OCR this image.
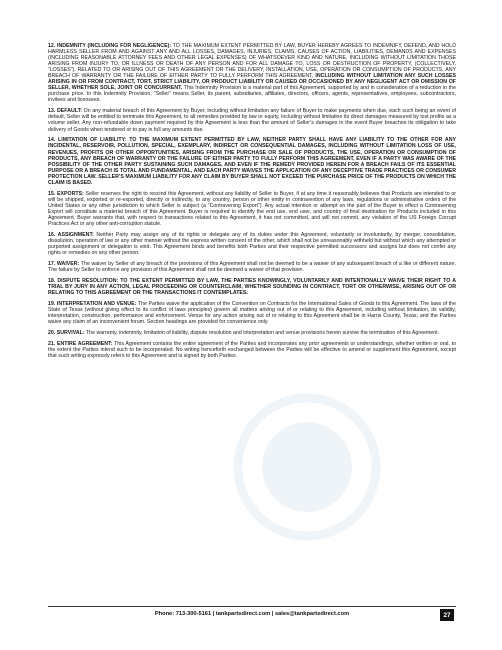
12. INDEMNITY (INCLUDING FOR NEGLIGENCE): TO THE MAXIMUM EXTENT PERMITTED BY LAW, BUYER HEREBY AGREES TO INDEMNIFY, DEFEND, AND HOLD HARMLESS SELLER FROM AND AGAINST ANY AND ALL LOSSES, DAMAGES, INJURIES, CLAIMS, CAUSES OF ACTION, LIABILITIES, DEMANDS AND EXPENSES (INCLUDING REASONABLE ATTORNEY FEES AND OTHER LEGAL EXPENSES) OF WHATSOEVER KIND AND NATURE, INCLUDING WITHOUT LIMITATION THOSE ARISING FROM INJURY TO, OR ILLNESS OR DEATH OF ANY PERSON AND FOR ALL DAMAGE TO, LOSS OR DESTRUCTION OF PROPERTY, (COLLECTIVELY, “LOSSES”), RELATED TO OR ARISING OUT OF THIS AGREEMENT OR THE DELIVERY, INSTALLATION, USE, OPERATION OR CONSUMPTION OF PRODUCTS, ANY BREACH OF WARRANTY OR THE FAILURE OF EITHER PARTY TO FULLY PERFORM THIS AGREEMENT, INCLUDING WITHOUT LIMITATION ANY SUCH LOSSES ARISING IN OR FROM CONTRACT, TORT, STRICT LIABILITY, OR PRODUCT LIABILITY OR CAUSED OR OCCASIONED BY ANY NEGLIGENT ACT OR OMISSION OF SELLER, WHETHER SOLE, JOINT OR CONCURRENT. This Indemnity Provision is a material part of this Agreement, supported by and in consideration of a reduction in the purchase price. In this Indemnity Provision, “Seller” means Seller, its parent, subsidiaries, affiliates, directors, officers, agents, representatives, employees, subcontractors, invitees and licensees.

13. DEFAULT: On any material breach of this Agreement by Buyer, including without limitation any failure of Buyer to make payments when due, each such being an event of default, Seller will be entitled to terminate this Agreement, to all remedies provided by law or equity, including without limitation its direct damages measured by lost profits as a volume seller. Any non-refundable down payment required by this Agreement is less than the amount of Seller’s damages in the event Buyer breaches its obligation to take delivery of Goods when tendered or to pay in full any amounts due.

14. LIMITATION OF LIABILITY: TO THE MAXIMUM EXTENT PERMITTED BY LAW, NEITHER PARTY SHALL HAVE ANY LIABILITY TO THE OTHER FOR ANY INCIDENTAL, RESERVOIR, POLLUTION, SPECIAL, EXEMPLARY, INDIRECT OR CONSEQUENTIAL DAMAGES, INCLUDING WITHOUT LIMITATION LOSS OF USE, REVENUES, PROFITS OR OTHER OPPORTUNITIES, ARISING FROM THE PURCHASE OR SALE OF PRODUCTS, THE USE, OPERATION OR CONSUMPTION OF PRODUCTS, ANY BREACH OF WARRANTY OR THE FAILURE OF EITHER PARTY TO FULLY PERFORM THIS AGREEMENT, EVEN IF A PARTY WAS AWARE OF THE POSSIBILITY OF THE OTHER PARTY SUSTAINING SUCH DAMAGES, AND EVEN IF THE REMEDY PROVIDED HEREIN FOR A BREACH FAILS OF ITS ESSENTIAL PURPOSE OR A BREACH IS TOTAL AND FUNDAMENTAL, AND EACH PARTY WAIVES THE APPLICATION OF ANY DECEPTIVE TRADE PRACTICES OR CONSUMER PROTECTION LAW. SELLER’S MAXIMUM LIABILITY FOR ANY CLAIM BY BUYER SHALL NOT EXCEED THE PURCHASE PRICE OF THE PRODUCTS ON WHICH THE CLAIM IS BASED.

15. EXPORTS: Seller reserves the right to rescind this Agreement, without any liability of Seller to Buyer, if at any time it reasonably believes that Products are intended to or will be shipped, exported or re-exported, directly or indirectly, to any country, person or other entity in contravention of any laws, regulations or administrative orders of the United States or any other jurisdiction to which Seller is subject (a “Contravening Export”). Any actual intention or attempt on the part of the Buyer to effect a Contravening Export will constitute a material breach of this Agreement. Buyer is required to identify the end use, end user, and country of final destination for Products included in this Agreement. Buyer warrants that, with respect to transactions related to this Agreement, it has not committed, and will not commit, any violation of the US Foreign Corrupt Practices Act or any other anti-corruption statute.

16. ASSIGNMENT: Neither Party may assign any of its rights or delegate any of its duties under this Agreement, voluntarily or involuntarily, by merger, consolidation, dissolution, operation of law or any other manner without the express written consent of the other, which shall not be unreasonably withheld but without which any attempted or purported assignment or delegation is void. This Agreement binds and benefits both Parties and their respective permitted successors and assigns but does not confer any rights or remedies on any other person.

17. WAIVER: The waiver by Seller of any breach of the provisions of this Agreement shall not be deemed to be a waiver of any subsequent breach of a like or different nature. The failure by Seller to enforce any provision of this Agreement shall not be deemed a waiver of that provision.

18. DISPUTE RESOLUTION: TO THE EXTENT PERMITTED BY LAW, THE PARTIES KNOWINGLY, VOLUNTARILY AND INTENTIONALLY WAIVE THEIR RIGHT TO A TRIAL BY JURY IN ANY ACTION, LEGAL PROCEEDING OR COUNTERCLAIM, WHETHER SOUNDING IN CONTRACT, TORT OR OTHERWISE, ARISING OUT OF OR RELATING TO THIS AGREEMENT OR THE TRANSACTIONS IT CONTEMPLATES.

19. INTERPRETATION AND VENUE: The Parties waive the application of the Convention on Contracts for the International Sales of Goods to this Agreement. The laws of the State of Texas (without giving effect to its conflict of laws principles) govern all matters arising out of or relating to this Agreement, including without limitation, its validity, interpretation, construction, performance and enforcement. Venue for any action arising out of or relating to this Agreement shall be in Harris County, Texas; and the Parties waive any claim of an inconvenient forum. Section headings are provided for convenience only.

20. SURVIVAL: The warranty, indemnity, limitation of liability, dispute resolution and interpretation and venue provisions herein survive the termination of this Agreement.

21. ENTIRE AGREEMENT: This Agreement contains the entire agreement of the Parties and incorporates any prior agreements or understandings, whether written or oral, to the extent the Parties intend such to be incorporated. No writing henceforth exchanged between the Parties will be effective to amend or supplement this Agreement, except that such writing expressly refers to this Agreement and is signed by both Parties.

Phone: 713-300-5161 | tankpartsdirect.com | sales@tankpartsdirect.com	27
────────────────
#### [What to work on]
Pull every line containing the word "provisions" out of the material.

#### [Final result]
17. WAIVER: The waiver by Seller of any breach of the provisions of this Agreement shall not be deemed to be a waiver of any subsequent breach of a like or different nature. The failure by Seller to enforce any provision of this Agreement shall not be deemed a waiver of that provision.
20. SURVIVAL: The warranty, indemnity, limitation of liability, dispute resolution and interpretation and venue provisions herein survive the termination of this Agreement.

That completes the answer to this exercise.